-- start --
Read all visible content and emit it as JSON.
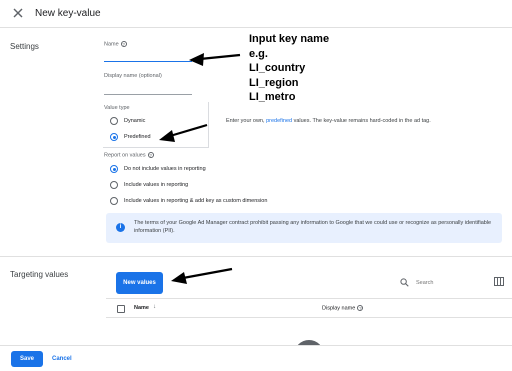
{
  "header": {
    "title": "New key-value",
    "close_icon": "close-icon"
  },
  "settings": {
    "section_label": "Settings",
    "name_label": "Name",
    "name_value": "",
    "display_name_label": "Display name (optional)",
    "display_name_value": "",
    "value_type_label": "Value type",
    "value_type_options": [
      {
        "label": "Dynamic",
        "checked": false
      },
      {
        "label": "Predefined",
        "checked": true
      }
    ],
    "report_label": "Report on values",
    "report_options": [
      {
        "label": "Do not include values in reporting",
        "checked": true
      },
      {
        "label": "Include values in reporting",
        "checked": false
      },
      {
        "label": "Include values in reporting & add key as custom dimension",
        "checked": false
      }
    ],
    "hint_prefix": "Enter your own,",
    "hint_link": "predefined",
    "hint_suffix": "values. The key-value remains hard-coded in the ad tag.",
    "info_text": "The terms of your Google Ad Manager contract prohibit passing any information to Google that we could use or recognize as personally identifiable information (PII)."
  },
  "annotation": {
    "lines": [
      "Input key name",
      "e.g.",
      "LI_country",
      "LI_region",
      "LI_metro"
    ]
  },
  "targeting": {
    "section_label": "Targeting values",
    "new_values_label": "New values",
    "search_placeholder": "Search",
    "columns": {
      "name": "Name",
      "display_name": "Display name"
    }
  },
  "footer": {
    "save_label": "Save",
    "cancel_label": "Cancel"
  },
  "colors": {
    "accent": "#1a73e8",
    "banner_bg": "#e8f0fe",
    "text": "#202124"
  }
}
-- end --
-- start --
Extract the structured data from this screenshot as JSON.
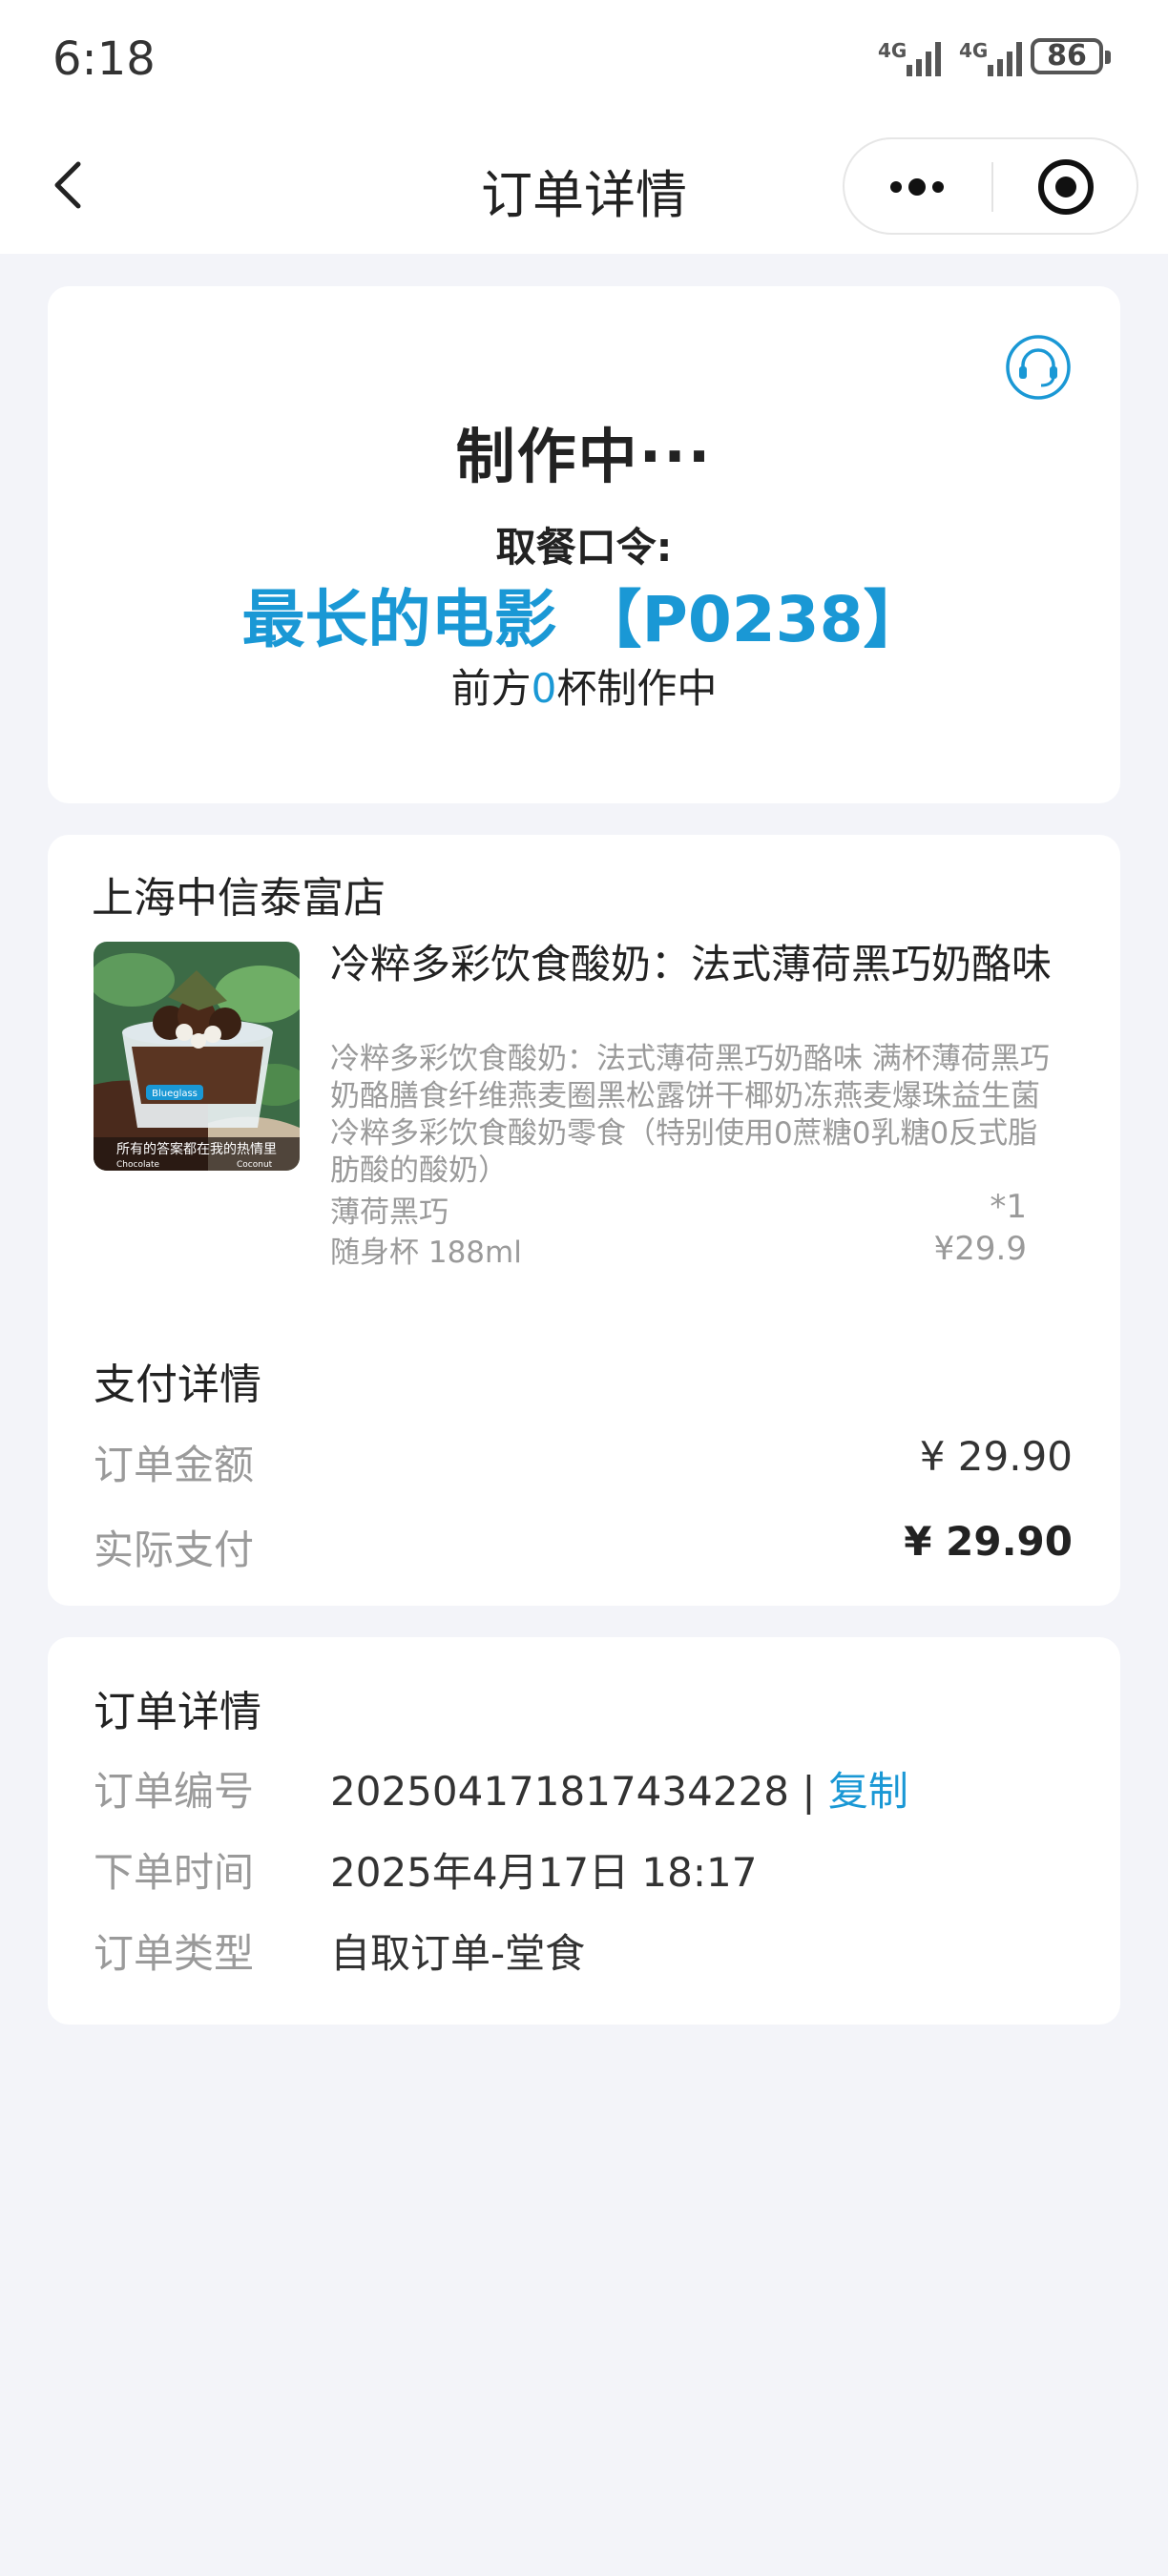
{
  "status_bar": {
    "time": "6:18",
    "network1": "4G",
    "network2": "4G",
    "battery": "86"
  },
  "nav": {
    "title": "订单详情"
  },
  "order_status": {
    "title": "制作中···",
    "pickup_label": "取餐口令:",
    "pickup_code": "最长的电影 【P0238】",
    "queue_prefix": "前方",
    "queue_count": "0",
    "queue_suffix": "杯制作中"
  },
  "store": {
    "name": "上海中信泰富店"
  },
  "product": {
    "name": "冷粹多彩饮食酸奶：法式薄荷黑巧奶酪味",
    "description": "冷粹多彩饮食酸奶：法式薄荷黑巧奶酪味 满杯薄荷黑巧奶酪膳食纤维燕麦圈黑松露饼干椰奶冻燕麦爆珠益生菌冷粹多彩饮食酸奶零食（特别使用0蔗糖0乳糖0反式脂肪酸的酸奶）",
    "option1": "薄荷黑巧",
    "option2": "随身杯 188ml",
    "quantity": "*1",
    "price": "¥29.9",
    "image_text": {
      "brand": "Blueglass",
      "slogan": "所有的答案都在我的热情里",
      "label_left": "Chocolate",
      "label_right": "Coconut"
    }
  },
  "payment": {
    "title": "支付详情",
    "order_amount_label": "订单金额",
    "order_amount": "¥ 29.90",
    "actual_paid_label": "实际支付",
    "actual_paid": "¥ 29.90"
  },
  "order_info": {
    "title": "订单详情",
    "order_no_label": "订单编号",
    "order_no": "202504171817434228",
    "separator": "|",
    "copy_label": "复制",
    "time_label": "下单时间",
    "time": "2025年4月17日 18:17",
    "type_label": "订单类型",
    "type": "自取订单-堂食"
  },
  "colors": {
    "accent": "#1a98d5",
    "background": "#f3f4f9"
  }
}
-- end --
## What you are asked to do
Scan the material above for the word "法式薄荷黑巧奶酪味". Copy each line where it occurs.

## Solution for this problem
    "name": "冷粹多彩饮食酸奶：法式薄荷黑巧奶酪味",
    "description": "冷粹多彩饮食酸奶：法式薄荷黑巧奶酪味 满杯薄荷黑巧奶酪膳食纤维燕麦圈黑松露饼干椰奶冻燕麦爆珠益生菌冷粹多彩饮食酸奶零食（特别使用0蔗糖0乳糖0反式脂肪酸的酸奶）",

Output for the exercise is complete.